The aviation workforce is dominated by twin otters in Antarctica. Bigger planes like the C17 and C130 ship cargo into the continent, but when it comes to working on the continent, the twin otters are unrivaled. They have a short take off and landing distance and are equipped with both wheels and skis. This allows them to land nearly anywhere on the continent.
Typically twin otters are flown with two pilots, a captain and a copilot. However the British Antarctic Survey (BAS) flies with one pilot, leaving the copilot seat open. This means you get to sit in the copilot seat and FLY THE PLANE.
Mark was the pilot on one of my flights, and he’s a flight instructor when he’s not flying in Antarctica. Mark let me have full control of the plane, so I banked around for a while, images of Top Gun playing in my mind. The view from the cockpit was amazing, providing a vista of the mountains and glaciers of Antarctica.

**Task list:**
(A) Translate into French this sentence from the passage on twin otters in Antarctica: "They have a short take off and landing distance and are equipped with both wheels and skis."
(B) Reproduce the passage on twin otters in Antarctica, starting with "Mark was the" and going on through "glaciers of Antarctica.", substituting "flight deck" for "cockpit".
(C) According to the passage on twin otters in Antarctica, how many pilots does the British Antarctic Survey fly the twin otters with?

**Dataset:**

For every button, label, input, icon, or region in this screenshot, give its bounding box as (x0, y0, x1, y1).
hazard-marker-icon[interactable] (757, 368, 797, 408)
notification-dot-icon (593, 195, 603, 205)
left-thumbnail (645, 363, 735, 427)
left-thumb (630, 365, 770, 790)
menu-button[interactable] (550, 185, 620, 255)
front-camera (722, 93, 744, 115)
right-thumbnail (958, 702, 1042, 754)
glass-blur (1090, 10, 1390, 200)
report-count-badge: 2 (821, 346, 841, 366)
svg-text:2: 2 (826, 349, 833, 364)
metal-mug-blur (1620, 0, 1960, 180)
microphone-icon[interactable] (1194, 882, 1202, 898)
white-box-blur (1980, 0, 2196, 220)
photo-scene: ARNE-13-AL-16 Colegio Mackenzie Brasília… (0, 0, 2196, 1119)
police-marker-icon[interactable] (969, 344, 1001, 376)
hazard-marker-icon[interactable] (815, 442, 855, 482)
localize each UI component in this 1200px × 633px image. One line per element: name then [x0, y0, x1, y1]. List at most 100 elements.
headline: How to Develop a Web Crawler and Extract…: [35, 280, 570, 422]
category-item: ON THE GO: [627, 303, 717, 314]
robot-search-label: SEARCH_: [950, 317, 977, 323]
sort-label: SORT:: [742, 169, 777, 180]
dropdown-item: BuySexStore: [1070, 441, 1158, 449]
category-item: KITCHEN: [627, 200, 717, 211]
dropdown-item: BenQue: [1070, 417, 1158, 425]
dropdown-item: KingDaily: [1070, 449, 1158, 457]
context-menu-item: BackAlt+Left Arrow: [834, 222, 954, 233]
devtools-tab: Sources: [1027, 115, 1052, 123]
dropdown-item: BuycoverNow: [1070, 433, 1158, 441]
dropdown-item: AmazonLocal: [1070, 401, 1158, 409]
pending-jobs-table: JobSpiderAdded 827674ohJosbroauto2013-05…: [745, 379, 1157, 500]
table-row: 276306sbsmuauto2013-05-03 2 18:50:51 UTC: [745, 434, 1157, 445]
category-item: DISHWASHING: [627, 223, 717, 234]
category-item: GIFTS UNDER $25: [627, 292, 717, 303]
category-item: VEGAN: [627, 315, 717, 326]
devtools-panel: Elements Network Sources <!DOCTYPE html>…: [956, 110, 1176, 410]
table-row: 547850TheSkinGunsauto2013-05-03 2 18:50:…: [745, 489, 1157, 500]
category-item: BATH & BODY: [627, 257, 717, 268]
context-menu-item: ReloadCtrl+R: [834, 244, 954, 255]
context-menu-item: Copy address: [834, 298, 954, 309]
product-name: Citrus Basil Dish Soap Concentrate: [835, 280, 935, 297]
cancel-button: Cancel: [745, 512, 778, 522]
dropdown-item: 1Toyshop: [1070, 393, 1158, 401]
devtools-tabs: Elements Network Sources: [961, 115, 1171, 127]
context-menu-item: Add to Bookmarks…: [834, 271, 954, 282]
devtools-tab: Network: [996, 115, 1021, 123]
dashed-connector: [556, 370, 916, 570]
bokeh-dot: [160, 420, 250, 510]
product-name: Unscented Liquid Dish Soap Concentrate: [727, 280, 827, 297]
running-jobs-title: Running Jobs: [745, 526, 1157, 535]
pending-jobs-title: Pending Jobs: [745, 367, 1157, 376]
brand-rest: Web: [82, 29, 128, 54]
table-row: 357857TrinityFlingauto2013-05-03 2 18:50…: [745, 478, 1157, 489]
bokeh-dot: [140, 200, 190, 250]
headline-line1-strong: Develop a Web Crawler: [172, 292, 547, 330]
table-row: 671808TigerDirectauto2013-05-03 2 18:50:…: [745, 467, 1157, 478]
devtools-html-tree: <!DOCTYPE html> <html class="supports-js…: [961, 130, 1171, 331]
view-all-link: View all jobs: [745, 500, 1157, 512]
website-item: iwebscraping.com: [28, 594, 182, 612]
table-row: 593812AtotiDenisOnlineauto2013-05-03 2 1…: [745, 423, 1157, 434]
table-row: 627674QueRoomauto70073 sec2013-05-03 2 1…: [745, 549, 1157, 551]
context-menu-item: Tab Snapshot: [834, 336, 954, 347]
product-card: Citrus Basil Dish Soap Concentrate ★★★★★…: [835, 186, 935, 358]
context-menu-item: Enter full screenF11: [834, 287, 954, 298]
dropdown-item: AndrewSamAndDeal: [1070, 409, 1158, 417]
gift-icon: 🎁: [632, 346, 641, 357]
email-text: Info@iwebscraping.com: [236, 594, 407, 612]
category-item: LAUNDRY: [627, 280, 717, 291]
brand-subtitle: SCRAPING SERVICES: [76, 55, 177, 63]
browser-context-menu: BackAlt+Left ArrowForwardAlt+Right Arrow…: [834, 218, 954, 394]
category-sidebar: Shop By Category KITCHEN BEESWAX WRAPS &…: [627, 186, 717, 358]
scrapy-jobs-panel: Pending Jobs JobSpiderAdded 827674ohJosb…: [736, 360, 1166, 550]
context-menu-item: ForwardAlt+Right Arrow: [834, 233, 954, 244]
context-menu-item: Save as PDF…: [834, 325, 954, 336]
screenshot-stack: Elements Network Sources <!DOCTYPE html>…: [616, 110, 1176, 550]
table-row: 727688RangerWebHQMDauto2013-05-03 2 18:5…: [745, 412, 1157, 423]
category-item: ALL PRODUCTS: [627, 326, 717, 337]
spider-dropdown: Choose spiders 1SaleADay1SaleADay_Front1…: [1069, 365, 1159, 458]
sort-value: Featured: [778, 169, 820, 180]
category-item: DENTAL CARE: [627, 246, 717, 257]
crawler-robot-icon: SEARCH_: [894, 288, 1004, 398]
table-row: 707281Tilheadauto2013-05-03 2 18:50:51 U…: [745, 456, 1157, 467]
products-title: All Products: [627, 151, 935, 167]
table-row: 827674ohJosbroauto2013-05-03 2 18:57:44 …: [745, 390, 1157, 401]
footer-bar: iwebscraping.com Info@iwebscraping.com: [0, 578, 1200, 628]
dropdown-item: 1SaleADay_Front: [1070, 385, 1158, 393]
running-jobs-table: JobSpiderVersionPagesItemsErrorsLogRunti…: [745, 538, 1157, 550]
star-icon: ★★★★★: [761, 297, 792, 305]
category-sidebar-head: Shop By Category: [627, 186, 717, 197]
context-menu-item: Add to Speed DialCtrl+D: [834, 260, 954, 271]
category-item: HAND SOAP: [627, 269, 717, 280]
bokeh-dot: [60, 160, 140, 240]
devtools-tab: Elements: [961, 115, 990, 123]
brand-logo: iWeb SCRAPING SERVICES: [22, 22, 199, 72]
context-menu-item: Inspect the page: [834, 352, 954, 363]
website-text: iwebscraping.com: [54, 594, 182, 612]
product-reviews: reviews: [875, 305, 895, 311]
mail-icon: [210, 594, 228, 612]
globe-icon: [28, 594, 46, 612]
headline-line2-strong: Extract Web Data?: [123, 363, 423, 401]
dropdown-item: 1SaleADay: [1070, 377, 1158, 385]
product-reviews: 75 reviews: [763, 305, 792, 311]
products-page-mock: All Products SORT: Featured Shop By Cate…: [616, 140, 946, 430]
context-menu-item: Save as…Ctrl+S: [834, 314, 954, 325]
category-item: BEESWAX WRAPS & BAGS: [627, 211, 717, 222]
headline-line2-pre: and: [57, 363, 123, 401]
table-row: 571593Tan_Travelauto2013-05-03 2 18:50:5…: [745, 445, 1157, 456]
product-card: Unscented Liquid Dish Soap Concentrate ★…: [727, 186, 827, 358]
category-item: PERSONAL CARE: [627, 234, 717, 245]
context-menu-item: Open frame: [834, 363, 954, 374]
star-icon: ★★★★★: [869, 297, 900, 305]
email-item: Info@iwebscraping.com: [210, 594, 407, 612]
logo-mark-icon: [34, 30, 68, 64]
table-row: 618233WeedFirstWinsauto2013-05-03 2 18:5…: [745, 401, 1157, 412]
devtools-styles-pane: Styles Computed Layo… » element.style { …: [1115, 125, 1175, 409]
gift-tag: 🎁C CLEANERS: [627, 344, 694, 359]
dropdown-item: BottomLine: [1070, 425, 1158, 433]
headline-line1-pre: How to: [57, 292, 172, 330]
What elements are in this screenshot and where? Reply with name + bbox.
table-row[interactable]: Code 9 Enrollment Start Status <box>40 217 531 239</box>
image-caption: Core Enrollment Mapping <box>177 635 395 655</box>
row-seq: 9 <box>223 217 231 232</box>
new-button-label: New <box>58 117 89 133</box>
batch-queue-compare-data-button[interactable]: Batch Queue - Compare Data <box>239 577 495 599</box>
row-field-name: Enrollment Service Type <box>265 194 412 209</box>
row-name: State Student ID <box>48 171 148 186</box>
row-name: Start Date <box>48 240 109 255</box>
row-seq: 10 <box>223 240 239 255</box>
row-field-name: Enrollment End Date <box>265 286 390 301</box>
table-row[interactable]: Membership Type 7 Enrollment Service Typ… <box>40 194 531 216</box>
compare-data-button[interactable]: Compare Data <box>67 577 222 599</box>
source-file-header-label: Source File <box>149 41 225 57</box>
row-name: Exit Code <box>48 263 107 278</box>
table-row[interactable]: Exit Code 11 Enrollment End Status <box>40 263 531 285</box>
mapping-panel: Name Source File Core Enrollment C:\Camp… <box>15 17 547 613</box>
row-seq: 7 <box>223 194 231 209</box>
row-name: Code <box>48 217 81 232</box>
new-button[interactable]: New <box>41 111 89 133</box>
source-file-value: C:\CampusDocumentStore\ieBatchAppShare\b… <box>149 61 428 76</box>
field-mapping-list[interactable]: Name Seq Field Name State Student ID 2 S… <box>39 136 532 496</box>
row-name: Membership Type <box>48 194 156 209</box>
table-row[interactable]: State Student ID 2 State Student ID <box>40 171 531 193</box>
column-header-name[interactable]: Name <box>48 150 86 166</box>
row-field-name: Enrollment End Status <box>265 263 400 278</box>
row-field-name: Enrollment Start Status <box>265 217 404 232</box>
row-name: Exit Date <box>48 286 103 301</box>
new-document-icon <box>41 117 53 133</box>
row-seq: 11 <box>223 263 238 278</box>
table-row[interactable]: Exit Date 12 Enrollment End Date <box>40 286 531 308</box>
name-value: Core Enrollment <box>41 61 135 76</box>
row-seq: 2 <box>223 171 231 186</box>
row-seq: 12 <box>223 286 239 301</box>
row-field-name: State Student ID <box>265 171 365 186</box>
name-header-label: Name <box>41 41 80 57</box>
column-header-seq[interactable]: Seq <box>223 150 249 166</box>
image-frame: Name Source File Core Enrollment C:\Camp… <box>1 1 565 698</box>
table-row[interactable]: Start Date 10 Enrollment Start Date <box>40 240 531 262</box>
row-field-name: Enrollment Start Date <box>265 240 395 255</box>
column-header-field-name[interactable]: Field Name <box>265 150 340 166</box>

**Answers for this exercise:**
(A) Ils ont une courte distance de décollage et d'atterrissage et sont équipés à la fois de roues et de skis.

(B)
Mark was the pilot on one of my flights, and he’s a flight instructor when he’s not flying in Antarctica. Mark let me have full control of the plane, so I banked around for a while, images of Top Gun playing in my mind. The view from the flight deck was amazing, providing a vista of the mountains and glaciers of Antarctica.

(C) One pilot, with the copilot seat left open.